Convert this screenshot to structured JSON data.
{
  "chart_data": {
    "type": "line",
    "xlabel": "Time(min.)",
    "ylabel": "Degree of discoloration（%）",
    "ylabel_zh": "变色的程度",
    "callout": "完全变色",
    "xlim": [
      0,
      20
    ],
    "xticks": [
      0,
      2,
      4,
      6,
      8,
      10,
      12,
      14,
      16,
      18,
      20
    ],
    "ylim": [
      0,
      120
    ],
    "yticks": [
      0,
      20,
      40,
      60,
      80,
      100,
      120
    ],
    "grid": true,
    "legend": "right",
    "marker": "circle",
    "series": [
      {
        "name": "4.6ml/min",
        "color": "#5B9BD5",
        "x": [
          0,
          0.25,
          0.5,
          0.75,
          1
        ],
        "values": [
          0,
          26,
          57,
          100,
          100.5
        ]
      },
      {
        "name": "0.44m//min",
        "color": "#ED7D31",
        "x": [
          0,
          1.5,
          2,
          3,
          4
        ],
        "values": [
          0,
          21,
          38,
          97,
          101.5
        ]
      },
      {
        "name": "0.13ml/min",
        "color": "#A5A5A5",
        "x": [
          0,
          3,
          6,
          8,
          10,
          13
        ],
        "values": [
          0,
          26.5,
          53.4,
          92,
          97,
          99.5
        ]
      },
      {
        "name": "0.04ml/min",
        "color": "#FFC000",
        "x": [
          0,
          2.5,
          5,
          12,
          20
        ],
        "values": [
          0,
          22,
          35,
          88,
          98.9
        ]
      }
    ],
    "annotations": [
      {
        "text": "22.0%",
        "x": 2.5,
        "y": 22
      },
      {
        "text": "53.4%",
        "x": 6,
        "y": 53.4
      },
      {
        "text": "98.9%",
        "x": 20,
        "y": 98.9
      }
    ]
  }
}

What the task asks: From the records above, extract every line exactly as it stands.

Output below:
Convert this screenshot to structured JSON data.
{
  "chart_data": {
    "type": "line",
    "xlabel": "Time(min.)",
    "ylabel": "Degree of discoloration（%）",
    "ylabel_zh": "变色的程度",
    "callout": "完全变色",
    "xlim": [
      0,
      20
    ],
    "xticks": [
      0,
      2,
      4,
      6,
      8,
      10,
      12,
      14,
      16,
      18,
      20
    ],
    "ylim": [
      0,
      120
    ],
    "yticks": [
      0,
      20,
      40,
      60,
      80,
      100,
      120
    ],
    "grid": true,
    "legend": "right",
    "marker": "circle",
    "series": [
      {
        "name": "4.6ml/min",
        "color": "#5B9BD5",
        "x": [
          0,
          0.25,
          0.5,
          0.75,
          1
        ],
        "values": [
          0,
          26,
          57,
          100,
          100.5
        ]
      },
      {
        "name": "0.44m//min",
        "color": "#ED7D31",
        "x": [
          0,
          1.5,
          2,
          3,
          4
        ],
        "values": [
          0,
          21,
          38,
          97,
          101.5
        ]
      },
      {
        "name": "0.13ml/min",
        "color": "#A5A5A5",
        "x": [
          0,
          3,
          6,
          8,
          10,
          13
        ],
        "values": [
          0,
          26.5,
          53.4,
          92,
          97,
          99.5
        ]
      },
      {
        "name": "0.04ml/min",
        "color": "#FFC000",
        "x": [
          0,
          2.5,
          5,
          12,
          20
        ],
        "values": [
          0,
          22,
          35,
          88,
          98.9
        ]
      }
    ],
    "annotations": [
      {
        "text": "22.0%",
        "x": 2.5,
        "y": 22
      },
      {
        "text": "53.4%",
        "x": 6,
        "y": 53.4
      },
      {
        "text": "98.9%",
        "x": 20,
        "y": 98.9
      }
    ]
  }
}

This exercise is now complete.